• Data listing:
** start **

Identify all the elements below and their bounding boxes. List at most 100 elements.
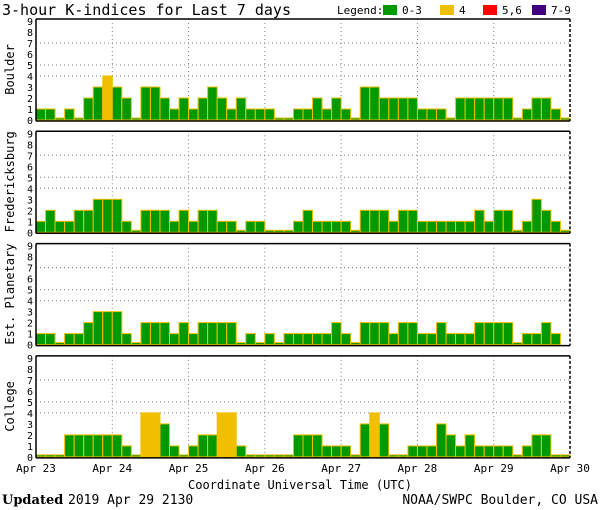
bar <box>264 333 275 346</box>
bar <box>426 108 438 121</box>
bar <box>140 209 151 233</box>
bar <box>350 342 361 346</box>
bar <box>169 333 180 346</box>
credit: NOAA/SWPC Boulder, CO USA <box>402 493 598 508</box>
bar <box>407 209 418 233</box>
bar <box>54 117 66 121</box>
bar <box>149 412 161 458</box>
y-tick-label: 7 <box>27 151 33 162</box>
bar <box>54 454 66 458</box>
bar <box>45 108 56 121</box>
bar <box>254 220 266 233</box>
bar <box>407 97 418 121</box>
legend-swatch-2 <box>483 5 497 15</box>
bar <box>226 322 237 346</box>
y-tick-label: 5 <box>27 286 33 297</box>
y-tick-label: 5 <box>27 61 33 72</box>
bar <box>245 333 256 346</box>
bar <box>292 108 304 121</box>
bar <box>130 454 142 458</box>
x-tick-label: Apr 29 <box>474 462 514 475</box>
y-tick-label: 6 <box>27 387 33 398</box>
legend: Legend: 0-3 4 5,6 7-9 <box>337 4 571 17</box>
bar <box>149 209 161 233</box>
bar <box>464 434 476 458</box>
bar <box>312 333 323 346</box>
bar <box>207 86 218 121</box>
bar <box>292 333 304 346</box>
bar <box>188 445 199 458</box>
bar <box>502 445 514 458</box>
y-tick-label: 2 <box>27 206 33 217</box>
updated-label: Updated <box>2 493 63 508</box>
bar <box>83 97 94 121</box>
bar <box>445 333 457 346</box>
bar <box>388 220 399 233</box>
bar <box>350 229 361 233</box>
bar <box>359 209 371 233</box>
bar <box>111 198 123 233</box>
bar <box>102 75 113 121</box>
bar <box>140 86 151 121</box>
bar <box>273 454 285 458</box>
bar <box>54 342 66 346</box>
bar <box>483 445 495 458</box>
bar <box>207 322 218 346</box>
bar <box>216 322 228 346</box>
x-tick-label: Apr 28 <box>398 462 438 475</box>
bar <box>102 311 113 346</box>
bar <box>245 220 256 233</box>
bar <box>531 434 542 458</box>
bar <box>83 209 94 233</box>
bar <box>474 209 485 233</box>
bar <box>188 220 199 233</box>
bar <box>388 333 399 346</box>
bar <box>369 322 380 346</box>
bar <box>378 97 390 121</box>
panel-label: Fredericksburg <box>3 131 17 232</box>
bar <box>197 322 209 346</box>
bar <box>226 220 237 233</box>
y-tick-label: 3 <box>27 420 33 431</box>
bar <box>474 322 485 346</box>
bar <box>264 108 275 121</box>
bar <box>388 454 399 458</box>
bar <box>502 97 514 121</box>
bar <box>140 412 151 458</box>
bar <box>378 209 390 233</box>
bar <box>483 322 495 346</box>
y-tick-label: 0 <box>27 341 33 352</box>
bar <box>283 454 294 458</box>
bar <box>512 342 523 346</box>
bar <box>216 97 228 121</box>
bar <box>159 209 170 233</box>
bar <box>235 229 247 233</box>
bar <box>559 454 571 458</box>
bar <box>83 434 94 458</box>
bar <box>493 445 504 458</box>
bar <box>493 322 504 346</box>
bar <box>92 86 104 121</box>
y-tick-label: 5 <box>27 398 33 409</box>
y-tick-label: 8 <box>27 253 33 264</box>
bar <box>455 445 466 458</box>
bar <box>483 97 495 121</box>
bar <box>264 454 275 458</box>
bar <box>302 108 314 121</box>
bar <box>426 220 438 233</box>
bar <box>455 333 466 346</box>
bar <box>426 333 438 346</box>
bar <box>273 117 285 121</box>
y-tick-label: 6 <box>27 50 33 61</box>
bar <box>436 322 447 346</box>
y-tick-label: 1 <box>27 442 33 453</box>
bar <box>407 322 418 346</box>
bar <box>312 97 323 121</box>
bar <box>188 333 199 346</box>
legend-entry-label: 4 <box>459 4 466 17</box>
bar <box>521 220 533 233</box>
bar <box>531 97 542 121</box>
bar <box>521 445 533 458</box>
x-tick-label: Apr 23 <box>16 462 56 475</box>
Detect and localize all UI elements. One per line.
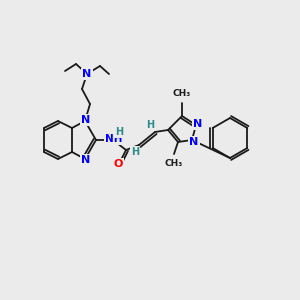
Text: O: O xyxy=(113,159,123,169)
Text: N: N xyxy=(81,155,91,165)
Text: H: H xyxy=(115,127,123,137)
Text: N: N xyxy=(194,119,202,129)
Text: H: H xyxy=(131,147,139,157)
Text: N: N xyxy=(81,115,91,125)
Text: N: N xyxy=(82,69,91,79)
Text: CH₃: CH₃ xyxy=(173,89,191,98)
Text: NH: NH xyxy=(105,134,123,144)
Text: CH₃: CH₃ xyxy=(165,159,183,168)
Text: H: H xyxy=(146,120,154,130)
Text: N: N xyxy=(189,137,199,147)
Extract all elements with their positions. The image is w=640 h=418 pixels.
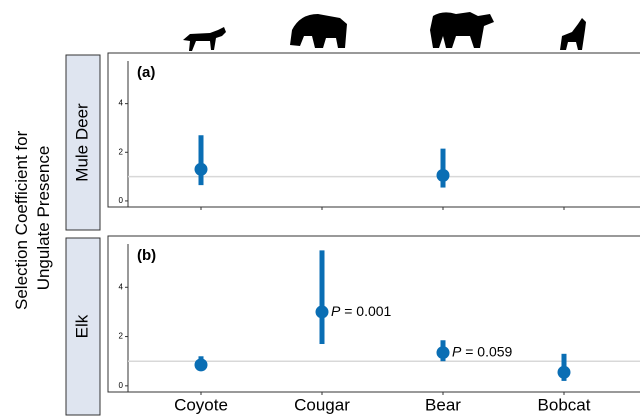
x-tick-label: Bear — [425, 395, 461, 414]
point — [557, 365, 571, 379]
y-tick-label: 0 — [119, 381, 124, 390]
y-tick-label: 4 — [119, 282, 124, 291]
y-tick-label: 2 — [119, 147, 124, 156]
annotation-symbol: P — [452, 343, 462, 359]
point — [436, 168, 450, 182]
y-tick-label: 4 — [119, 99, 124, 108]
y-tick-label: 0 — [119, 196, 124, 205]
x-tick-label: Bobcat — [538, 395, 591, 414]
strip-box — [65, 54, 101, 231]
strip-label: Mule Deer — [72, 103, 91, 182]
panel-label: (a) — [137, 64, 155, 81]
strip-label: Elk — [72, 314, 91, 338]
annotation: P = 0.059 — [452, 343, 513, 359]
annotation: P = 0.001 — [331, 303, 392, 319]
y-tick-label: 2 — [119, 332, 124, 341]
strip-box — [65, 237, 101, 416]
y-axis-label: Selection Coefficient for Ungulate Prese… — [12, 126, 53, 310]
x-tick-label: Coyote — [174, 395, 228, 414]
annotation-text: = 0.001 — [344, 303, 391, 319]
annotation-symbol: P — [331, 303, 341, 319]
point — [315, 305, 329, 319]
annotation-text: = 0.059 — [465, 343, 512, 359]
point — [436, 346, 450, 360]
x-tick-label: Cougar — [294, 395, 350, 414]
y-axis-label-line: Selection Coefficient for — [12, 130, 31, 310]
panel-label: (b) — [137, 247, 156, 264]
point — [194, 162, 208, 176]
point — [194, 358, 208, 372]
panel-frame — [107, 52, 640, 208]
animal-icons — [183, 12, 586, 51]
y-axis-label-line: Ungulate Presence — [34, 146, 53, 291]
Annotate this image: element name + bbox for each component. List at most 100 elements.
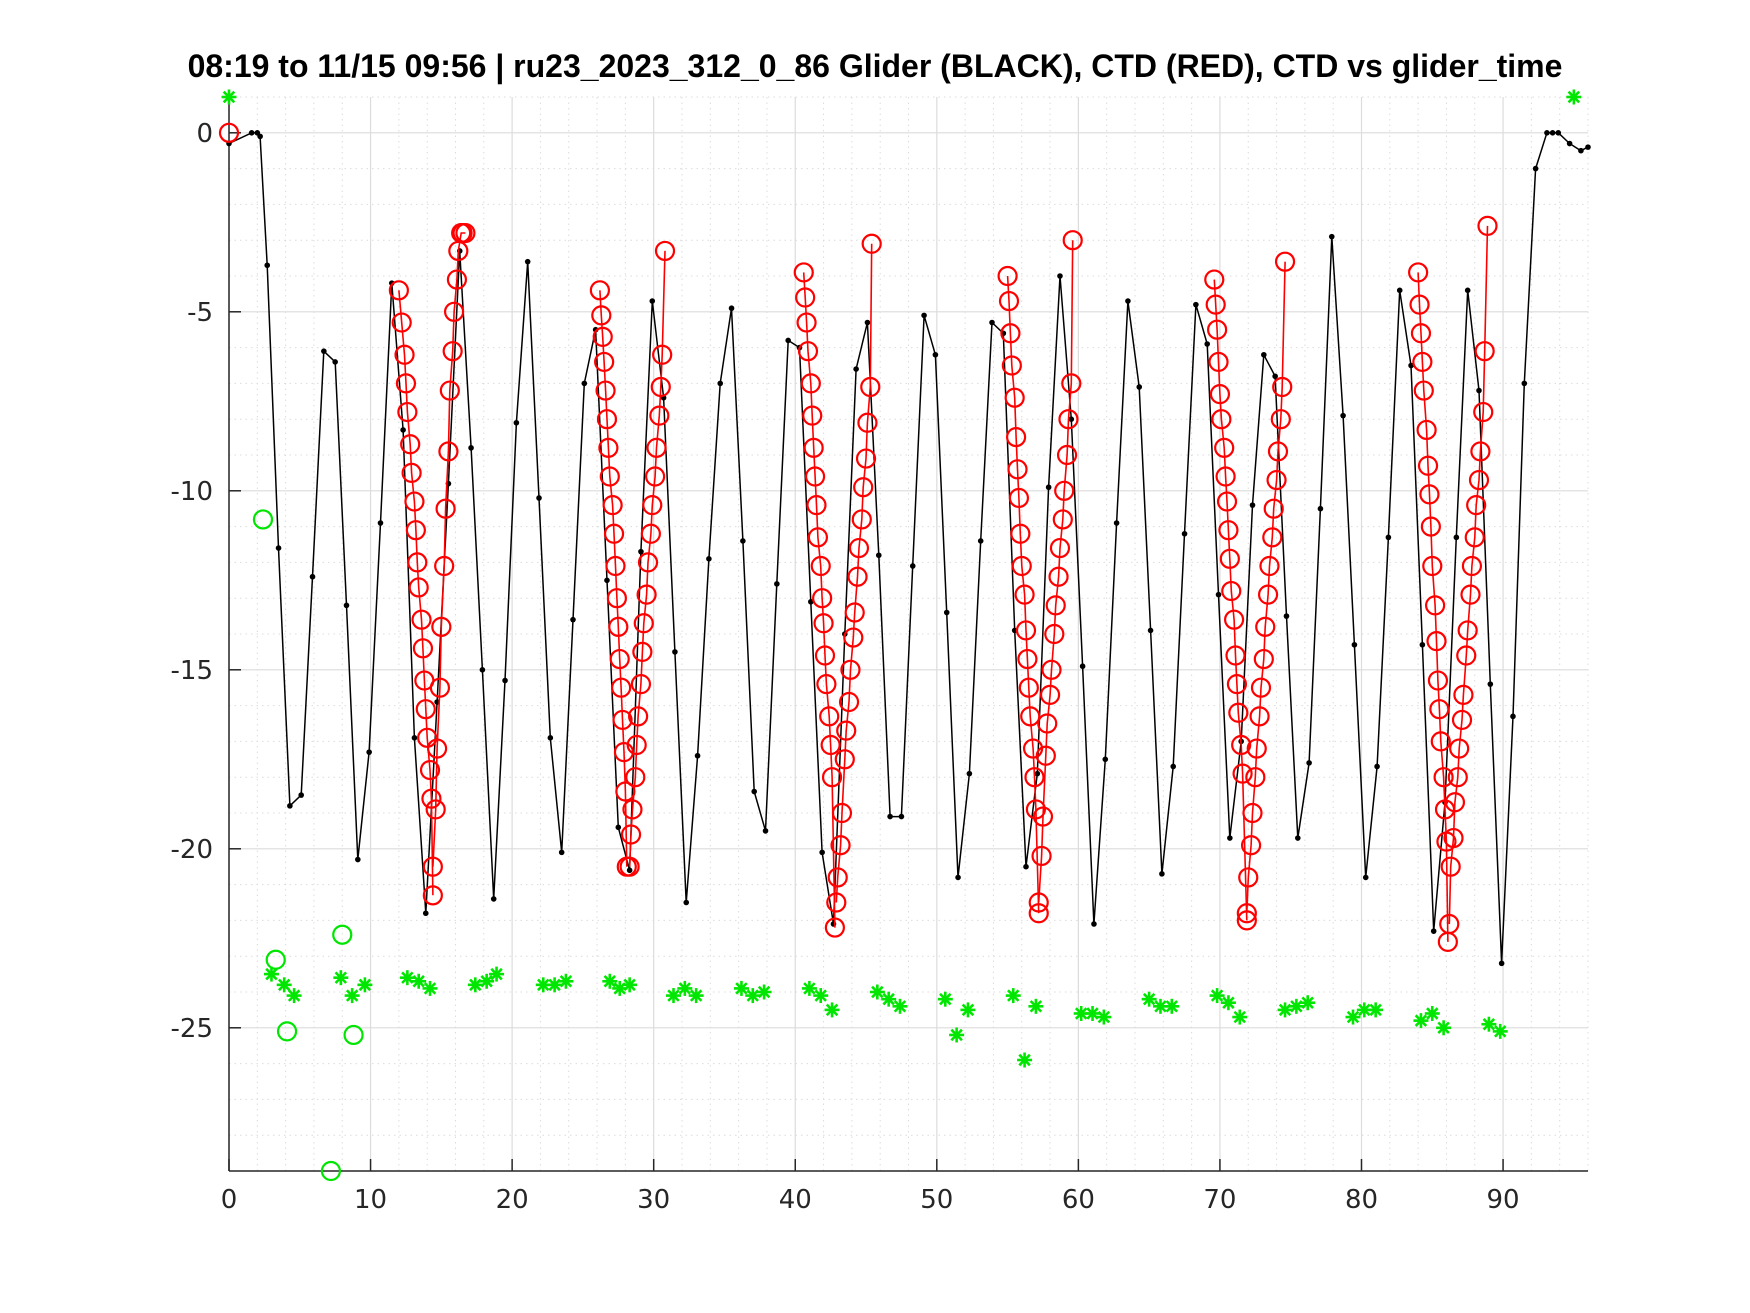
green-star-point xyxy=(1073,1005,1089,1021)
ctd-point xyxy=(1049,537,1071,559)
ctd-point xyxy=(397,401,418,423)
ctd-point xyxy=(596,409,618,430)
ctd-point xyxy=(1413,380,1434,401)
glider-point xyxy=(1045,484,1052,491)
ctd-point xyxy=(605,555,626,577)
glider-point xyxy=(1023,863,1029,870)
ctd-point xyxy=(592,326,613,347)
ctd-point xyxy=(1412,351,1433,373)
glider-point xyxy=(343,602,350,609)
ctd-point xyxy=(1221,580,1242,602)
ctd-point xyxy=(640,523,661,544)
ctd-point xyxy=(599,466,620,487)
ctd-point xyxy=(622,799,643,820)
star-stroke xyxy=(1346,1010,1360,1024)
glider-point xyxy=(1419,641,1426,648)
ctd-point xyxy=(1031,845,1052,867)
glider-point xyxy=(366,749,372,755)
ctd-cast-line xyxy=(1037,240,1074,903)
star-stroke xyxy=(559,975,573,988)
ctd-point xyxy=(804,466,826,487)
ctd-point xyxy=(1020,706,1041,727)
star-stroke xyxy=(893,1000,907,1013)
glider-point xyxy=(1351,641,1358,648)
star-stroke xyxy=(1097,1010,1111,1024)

** end **

Copy out every line of the listing above word for word, omitting the pictures.

Identify all the elements below and their bounding boxes. List at most 100 elements.
bar <box>264 333 275 346</box>
bar <box>426 108 438 121</box>
bar <box>140 209 151 233</box>
bar <box>350 342 361 346</box>
bar <box>169 333 180 346</box>
credit: NOAA/SWPC Boulder, CO USA <box>402 493 598 508</box>
bar <box>407 209 418 233</box>
bar <box>54 117 66 121</box>
bar <box>149 412 161 458</box>
y-tick-label: 7 <box>27 151 33 162</box>
bar <box>54 454 66 458</box>
bar <box>45 108 56 121</box>
bar <box>254 220 266 233</box>
bar <box>407 97 418 121</box>
legend-swatch-2 <box>483 5 497 15</box>
bar <box>226 322 237 346</box>
y-tick-label: 5 <box>27 286 33 297</box>
y-tick-label: 5 <box>27 61 33 72</box>
bar <box>245 333 256 346</box>
bar <box>292 108 304 121</box>
bar <box>130 454 142 458</box>
x-tick-label: Apr 29 <box>474 462 514 475</box>
y-tick-label: 6 <box>27 387 33 398</box>
legend: Legend: 0-3 4 5,6 7-9 <box>337 4 571 17</box>
bar <box>149 209 161 233</box>
bar <box>464 434 476 458</box>
bar <box>312 333 323 346</box>
bar <box>207 86 218 121</box>
bar <box>292 333 304 346</box>
bar <box>188 445 199 458</box>
bar <box>502 445 514 458</box>
y-tick-label: 2 <box>27 206 33 217</box>
updated-label: Updated <box>2 493 63 508</box>
bar <box>83 97 94 121</box>
bar <box>445 333 457 346</box>
bar <box>388 220 399 233</box>
bar <box>350 229 361 233</box>
bar <box>359 209 371 233</box>
bar <box>111 198 123 233</box>
bar <box>102 75 113 121</box>
bar <box>140 86 151 121</box>
bar <box>273 454 285 458</box>
bar <box>54 342 66 346</box>
bar <box>483 445 495 458</box>
bar <box>207 322 218 346</box>
bar <box>216 322 228 346</box>
x-tick-label: Apr 28 <box>398 462 438 475</box>
bar <box>102 311 113 346</box>
bar <box>245 220 256 233</box>
bar <box>531 434 542 458</box>
bar <box>83 209 94 233</box>
bar <box>474 209 485 233</box>
bar <box>188 220 199 233</box>
bar <box>388 333 399 346</box>
bar <box>369 322 380 346</box>
bar <box>378 97 390 121</box>
panel-label: Fredericksburg <box>3 131 17 232</box>
bar <box>197 322 209 346</box>
bar <box>226 220 237 233</box>
y-tick-label: 3 <box>27 420 33 431</box>
bar <box>474 322 485 346</box>
bar <box>264 108 275 121</box>
bar <box>388 454 399 458</box>
bar <box>502 97 514 121</box>
bar <box>140 412 151 458</box>
bar <box>378 209 390 233</box>
bar <box>483 322 495 346</box>
y-tick-label: 0 <box>27 341 33 352</box>
bar <box>283 454 294 458</box>
bar <box>512 342 523 346</box>
bar <box>216 97 228 121</box>
bar <box>159 209 170 233</box>
bar <box>235 229 247 233</box>
bar <box>559 454 571 458</box>
bar <box>83 434 94 458</box>
bar <box>493 445 504 458</box>
bar <box>493 322 504 346</box>
bar <box>92 86 104 121</box>
y-tick-label: 5 <box>27 398 33 409</box>
y-tick-label: 8 <box>27 253 33 264</box>
bar <box>455 445 466 458</box>
bar <box>483 97 495 121</box>
bar <box>264 454 275 458</box>
bar <box>302 108 314 121</box>
bar <box>426 220 438 233</box>
bar <box>455 333 466 346</box>
bar <box>426 333 438 346</box>
bar <box>273 117 285 121</box>
y-tick-label: 6 <box>27 50 33 61</box>
bar <box>436 322 447 346</box>
y-tick-label: 1 <box>27 442 33 453</box>
bar <box>407 322 418 346</box>
bar <box>312 97 323 121</box>
bar <box>188 333 199 346</box>
legend-entry-label: 4 <box>459 4 466 17</box>
bar <box>521 220 533 233</box>
bar <box>531 97 542 121</box>
bar <box>521 445 533 458</box>
x-tick-label: Apr 23 <box>16 462 56 475</box>
Detect and localize all UI elements. One per line.
Text: O: O xyxy=(113,159,123,169)
Text: N: N xyxy=(81,155,91,165)
Text: H: H xyxy=(115,127,123,137)
Text: N: N xyxy=(194,119,202,129)
Text: H: H xyxy=(131,147,139,157)
Text: N: N xyxy=(81,115,91,125)
Text: N: N xyxy=(82,69,91,79)
Text: CH₃: CH₃ xyxy=(173,89,191,98)
Text: NH: NH xyxy=(105,134,123,144)
Text: CH₃: CH₃ xyxy=(165,159,183,168)
Text: H: H xyxy=(146,120,154,130)
Text: N: N xyxy=(189,137,199,147)
Extract all elements with their positions. The image is w=640 h=418 pixels.
x-tick-label: Bear — [425, 395, 461, 414]
point — [557, 365, 571, 379]
y-tick-label: 0 — [119, 381, 124, 390]
y-tick-label: 4 — [119, 282, 124, 291]
y-tick-label: 2 — [119, 147, 124, 156]
annotation-symbol: P — [452, 343, 462, 359]
point — [436, 168, 450, 182]
y-tick-label: 4 — [119, 99, 124, 108]
y-tick-label: 0 — [119, 196, 124, 205]
x-tick-label: Bobcat — [538, 395, 591, 414]
strip-box — [65, 54, 101, 231]
strip-label: Mule Deer — [72, 103, 91, 182]
panel-label: (a) — [137, 64, 155, 81]
strip-label: Elk — [72, 314, 91, 338]
annotation: P = 0.059 — [452, 343, 513, 359]
annotation: P = 0.001 — [331, 303, 392, 319]
y-tick-label: 2 — [119, 332, 124, 341]
strip-box — [65, 237, 101, 416]
y-axis-label: Selection Coefficient for Ungulate Prese… — [12, 126, 53, 310]
x-tick-label: Coyote — [174, 395, 228, 414]
annotation-text: = 0.001 — [344, 303, 391, 319]
annotation-symbol: P — [331, 303, 341, 319]
point — [315, 305, 329, 319]
annotation-text: = 0.059 — [465, 343, 512, 359]
point — [436, 346, 450, 360]
x-tick-label: Cougar — [294, 395, 350, 414]
y-axis-label-line: Selection Coefficient for — [12, 130, 31, 310]
panel-label: (b) — [137, 247, 156, 264]
point — [194, 162, 208, 176]
point — [194, 358, 208, 372]
panel-frame — [107, 52, 640, 208]
animal-icons — [183, 12, 586, 51]
y-axis-label-line: Ungulate Presence — [34, 146, 53, 291]
Annotate this image: element name + bbox for each component. List at most 100 elements.
green-star-point xyxy=(1073,1005,1089,1021)
ctd-point xyxy=(1049,537,1071,559)
ctd-point xyxy=(397,401,418,423)
ctd-point xyxy=(596,409,618,430)
ctd-point xyxy=(1413,380,1434,401)
glider-point xyxy=(1045,484,1052,491)
ctd-point xyxy=(605,555,626,577)
glider-point xyxy=(1023,863,1029,870)
ctd-point xyxy=(592,326,613,347)
ctd-point xyxy=(1412,351,1433,373)
glider-point xyxy=(343,602,350,609)
ctd-point xyxy=(1221,580,1242,602)
ctd-point xyxy=(640,523,661,544)
ctd-point xyxy=(599,466,620,487)
ctd-point xyxy=(622,799,643,820)
star-stroke xyxy=(1346,1010,1360,1024)
glider-point xyxy=(1419,641,1426,648)
ctd-point xyxy=(1031,845,1052,867)
glider-point xyxy=(366,749,372,755)
ctd-cast-line xyxy=(1037,240,1074,903)
star-stroke xyxy=(559,975,573,988)
ctd-point xyxy=(804,466,826,487)
ctd-point xyxy=(1020,706,1041,727)
star-stroke xyxy=(893,1000,907,1013)
glider-point xyxy=(1351,641,1358,648)
star-stroke xyxy=(1097,1010,1111,1024)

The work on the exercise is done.